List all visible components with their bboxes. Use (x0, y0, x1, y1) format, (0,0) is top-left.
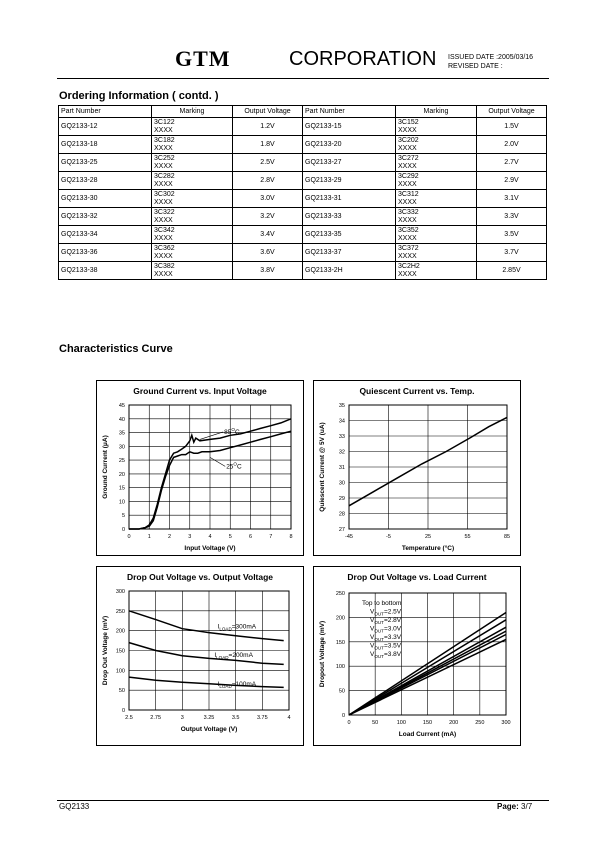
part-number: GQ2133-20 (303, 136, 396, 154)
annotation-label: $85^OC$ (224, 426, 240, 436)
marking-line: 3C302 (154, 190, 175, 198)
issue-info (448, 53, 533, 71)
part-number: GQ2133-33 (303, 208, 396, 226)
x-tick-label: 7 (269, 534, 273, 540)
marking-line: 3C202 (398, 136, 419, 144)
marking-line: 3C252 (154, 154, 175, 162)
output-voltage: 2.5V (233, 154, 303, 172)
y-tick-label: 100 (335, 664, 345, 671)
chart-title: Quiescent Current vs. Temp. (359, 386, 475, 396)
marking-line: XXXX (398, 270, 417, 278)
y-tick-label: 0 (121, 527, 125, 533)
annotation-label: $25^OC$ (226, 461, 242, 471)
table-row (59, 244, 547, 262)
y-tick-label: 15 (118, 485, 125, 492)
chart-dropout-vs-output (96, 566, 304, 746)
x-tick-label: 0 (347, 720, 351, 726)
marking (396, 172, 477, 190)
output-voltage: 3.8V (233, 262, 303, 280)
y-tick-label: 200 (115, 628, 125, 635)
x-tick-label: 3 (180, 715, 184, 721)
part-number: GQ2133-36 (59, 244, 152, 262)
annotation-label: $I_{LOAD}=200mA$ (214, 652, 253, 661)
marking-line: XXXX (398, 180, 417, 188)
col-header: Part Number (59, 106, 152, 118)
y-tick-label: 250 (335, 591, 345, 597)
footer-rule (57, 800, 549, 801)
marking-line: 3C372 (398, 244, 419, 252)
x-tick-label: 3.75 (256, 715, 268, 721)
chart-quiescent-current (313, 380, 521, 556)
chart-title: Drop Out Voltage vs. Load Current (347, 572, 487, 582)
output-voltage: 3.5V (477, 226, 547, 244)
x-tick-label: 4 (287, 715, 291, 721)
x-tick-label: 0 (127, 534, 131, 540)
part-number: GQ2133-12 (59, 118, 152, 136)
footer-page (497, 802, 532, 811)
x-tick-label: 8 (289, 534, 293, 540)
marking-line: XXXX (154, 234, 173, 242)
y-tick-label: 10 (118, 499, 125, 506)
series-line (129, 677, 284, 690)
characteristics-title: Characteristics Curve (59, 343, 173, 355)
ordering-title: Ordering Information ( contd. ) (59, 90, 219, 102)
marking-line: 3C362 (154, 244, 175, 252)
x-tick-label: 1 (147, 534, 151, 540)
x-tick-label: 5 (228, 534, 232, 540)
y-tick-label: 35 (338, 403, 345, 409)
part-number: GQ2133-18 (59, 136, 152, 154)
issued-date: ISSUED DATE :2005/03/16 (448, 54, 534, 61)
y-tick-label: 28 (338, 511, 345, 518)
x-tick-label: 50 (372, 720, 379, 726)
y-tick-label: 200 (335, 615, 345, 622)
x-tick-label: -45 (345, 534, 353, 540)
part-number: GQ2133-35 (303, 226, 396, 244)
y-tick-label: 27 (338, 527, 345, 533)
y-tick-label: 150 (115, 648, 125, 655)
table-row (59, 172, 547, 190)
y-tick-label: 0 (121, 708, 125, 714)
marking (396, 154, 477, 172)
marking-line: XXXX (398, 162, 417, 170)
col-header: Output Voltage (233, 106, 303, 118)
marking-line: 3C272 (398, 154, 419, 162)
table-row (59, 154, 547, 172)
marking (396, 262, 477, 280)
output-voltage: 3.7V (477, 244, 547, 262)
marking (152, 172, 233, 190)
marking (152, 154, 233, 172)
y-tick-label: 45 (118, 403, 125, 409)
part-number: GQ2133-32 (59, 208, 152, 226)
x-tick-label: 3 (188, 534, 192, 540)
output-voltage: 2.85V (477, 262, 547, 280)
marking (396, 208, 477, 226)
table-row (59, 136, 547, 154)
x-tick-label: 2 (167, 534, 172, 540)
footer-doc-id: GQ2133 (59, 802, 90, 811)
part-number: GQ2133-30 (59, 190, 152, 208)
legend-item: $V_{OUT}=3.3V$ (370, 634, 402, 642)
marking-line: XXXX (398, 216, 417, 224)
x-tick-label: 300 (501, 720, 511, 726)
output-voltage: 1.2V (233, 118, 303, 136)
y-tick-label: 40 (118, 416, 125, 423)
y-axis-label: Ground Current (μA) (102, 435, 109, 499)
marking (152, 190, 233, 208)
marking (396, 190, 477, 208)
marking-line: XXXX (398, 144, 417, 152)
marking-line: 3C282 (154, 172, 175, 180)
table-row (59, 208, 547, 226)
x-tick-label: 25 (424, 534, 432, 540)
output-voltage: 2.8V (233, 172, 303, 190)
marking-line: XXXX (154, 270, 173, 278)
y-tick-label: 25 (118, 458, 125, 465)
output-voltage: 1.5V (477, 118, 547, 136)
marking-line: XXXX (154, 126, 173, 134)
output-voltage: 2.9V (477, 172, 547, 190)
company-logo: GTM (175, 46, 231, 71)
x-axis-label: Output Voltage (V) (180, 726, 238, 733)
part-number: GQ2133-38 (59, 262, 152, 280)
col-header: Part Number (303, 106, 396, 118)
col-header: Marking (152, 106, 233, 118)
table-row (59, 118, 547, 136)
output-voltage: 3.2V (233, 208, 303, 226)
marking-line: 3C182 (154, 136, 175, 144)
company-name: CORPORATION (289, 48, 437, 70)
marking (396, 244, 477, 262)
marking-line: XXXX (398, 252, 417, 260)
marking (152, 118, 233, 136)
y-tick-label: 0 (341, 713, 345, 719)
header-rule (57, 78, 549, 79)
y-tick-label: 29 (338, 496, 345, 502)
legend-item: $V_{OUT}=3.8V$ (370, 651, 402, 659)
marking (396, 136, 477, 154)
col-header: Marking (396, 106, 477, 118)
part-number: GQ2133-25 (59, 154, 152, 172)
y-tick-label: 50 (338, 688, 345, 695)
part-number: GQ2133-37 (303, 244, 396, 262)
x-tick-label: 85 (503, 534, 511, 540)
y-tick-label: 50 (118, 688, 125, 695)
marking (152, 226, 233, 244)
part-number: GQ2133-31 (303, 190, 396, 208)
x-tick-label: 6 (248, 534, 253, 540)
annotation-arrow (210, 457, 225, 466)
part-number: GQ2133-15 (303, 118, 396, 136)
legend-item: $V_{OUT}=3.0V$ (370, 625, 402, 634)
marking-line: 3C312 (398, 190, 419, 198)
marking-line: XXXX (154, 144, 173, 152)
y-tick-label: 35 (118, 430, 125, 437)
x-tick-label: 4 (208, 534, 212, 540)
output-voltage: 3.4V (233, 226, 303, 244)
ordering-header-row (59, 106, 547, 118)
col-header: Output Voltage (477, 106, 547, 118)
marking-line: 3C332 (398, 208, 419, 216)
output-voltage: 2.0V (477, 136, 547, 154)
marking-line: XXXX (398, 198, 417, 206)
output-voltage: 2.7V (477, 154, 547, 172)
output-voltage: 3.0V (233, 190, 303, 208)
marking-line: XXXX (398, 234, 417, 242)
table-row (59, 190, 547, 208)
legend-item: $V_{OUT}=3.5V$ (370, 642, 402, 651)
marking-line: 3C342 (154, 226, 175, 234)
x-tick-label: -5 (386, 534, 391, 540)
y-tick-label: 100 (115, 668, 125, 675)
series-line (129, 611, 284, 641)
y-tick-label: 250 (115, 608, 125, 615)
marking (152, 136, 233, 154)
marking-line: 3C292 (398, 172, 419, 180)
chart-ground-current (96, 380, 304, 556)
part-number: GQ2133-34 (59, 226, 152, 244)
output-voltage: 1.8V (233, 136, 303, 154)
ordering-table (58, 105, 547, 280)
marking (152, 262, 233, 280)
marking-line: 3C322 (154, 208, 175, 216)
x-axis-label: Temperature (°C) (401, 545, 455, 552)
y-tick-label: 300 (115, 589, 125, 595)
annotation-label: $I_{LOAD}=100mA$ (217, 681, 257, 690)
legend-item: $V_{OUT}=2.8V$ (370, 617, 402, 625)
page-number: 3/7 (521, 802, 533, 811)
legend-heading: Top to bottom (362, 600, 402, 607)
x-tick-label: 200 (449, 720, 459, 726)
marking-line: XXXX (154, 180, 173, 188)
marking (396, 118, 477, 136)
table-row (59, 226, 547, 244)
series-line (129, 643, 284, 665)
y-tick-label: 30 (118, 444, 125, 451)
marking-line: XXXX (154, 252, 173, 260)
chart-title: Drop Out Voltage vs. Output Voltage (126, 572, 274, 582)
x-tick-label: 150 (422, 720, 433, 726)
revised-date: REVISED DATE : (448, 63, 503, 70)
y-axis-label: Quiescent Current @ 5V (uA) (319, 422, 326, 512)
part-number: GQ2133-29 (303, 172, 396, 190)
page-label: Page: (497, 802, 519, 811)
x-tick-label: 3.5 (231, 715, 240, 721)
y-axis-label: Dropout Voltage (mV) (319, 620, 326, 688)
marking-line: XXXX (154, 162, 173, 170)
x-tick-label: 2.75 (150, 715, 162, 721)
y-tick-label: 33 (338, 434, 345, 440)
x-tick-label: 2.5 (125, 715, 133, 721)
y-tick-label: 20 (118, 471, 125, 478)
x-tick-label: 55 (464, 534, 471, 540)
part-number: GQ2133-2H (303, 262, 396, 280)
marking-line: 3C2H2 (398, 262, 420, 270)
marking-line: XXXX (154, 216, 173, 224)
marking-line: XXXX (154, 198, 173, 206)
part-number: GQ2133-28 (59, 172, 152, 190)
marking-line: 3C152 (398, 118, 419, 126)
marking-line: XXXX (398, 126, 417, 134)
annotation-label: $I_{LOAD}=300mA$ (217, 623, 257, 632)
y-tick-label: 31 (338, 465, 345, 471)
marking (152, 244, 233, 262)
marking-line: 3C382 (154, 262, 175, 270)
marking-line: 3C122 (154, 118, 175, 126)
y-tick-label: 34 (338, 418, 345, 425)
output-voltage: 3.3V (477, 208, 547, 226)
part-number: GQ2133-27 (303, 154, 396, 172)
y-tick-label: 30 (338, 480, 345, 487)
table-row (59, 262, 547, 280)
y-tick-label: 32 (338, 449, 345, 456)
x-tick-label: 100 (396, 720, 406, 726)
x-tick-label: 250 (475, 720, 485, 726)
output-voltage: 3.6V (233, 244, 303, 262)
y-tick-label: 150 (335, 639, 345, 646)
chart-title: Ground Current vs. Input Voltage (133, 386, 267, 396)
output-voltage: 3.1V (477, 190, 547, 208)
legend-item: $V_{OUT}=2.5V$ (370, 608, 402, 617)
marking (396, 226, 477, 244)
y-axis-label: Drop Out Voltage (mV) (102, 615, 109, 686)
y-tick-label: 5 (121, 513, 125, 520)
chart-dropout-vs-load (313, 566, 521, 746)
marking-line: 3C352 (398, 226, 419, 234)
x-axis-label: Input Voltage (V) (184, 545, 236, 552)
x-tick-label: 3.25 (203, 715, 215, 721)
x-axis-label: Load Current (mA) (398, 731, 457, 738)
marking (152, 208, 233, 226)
=-=-=-=-=
## What this task involves
Copy the entries from the line with "part-number: GQ2133-20 (303, 136, 396, 154)" to the line with "chart-dropout-vs-output (96, 566, 304, 746)", keeping each one character for character.

## Result of the exercise
part-number: GQ2133-20 (303, 136, 396, 154)
annotation-label: $85^OC$ (224, 426, 240, 436)
marking-line: 3C302 (154, 190, 175, 198)
issue-info (448, 53, 533, 71)
part-number: GQ2133-33 (303, 208, 396, 226)
x-tick-label: 7 (269, 534, 273, 540)
marking-line: 3C202 (398, 136, 419, 144)
marking-line: 3C252 (154, 154, 175, 162)
output-voltage: 2.5V (233, 154, 303, 172)
y-tick-label: 100 (335, 664, 345, 671)
chart-title: Quiescent Current vs. Temp. (359, 386, 475, 396)
marking-line: XXXX (398, 270, 417, 278)
y-tick-label: 0 (121, 527, 125, 533)
annotation-label: $25^OC$ (226, 461, 242, 471)
table-row (59, 244, 547, 262)
y-tick-label: 15 (118, 485, 125, 492)
chart-dropout-vs-output (96, 566, 304, 746)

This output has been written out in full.